Task brief:
Show all lines of the listing that hold the word "this".

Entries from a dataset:
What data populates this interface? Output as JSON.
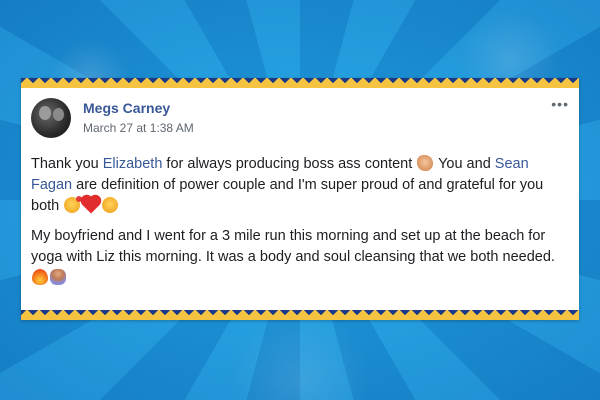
{
  "post": {
    "author": "Megs Carney",
    "timestamp": "March 27 at 1:38 AM",
    "more_label": "•••",
    "para1": {
      "t1": "Thank you ",
      "mention1": "Elizabeth",
      "t2": " for always producing boss ass content ",
      "t3": " You and ",
      "mention2": "Sean Fagan",
      "t4": " are definition of power couple and I'm super proud of and grateful for you both "
    },
    "para2": {
      "text": "My boyfriend and I went for a 3 mile run this morning and set up at the beach for yoga with Liz this morning. It was a body and soul cleansing that we both needed. "
    }
  },
  "icons": {
    "avatar": "profile-photo",
    "emojis_para1": [
      "clapping-hands-emoji",
      "smiling-face-with-hearts-emoji",
      "red-heart-emoji",
      "face-blowing-kiss-emoji"
    ],
    "emojis_para2": [
      "fire-emoji",
      "person-in-lotus-position-emoji"
    ]
  },
  "colors": {
    "link": "#385898",
    "text": "#1c1e21",
    "meta": "#606770",
    "border_gold": "#f5c342",
    "border_navy": "#1b3b86",
    "background_blue": "#1e9ad8"
  }
}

Response:
What data populates this interface? Output as JSON.
      "text": "My boyfriend and I went for a 3 mile run this morning and set up at the beach for yoga with Liz this morning. It was a body and soul cleansing that we both needed. "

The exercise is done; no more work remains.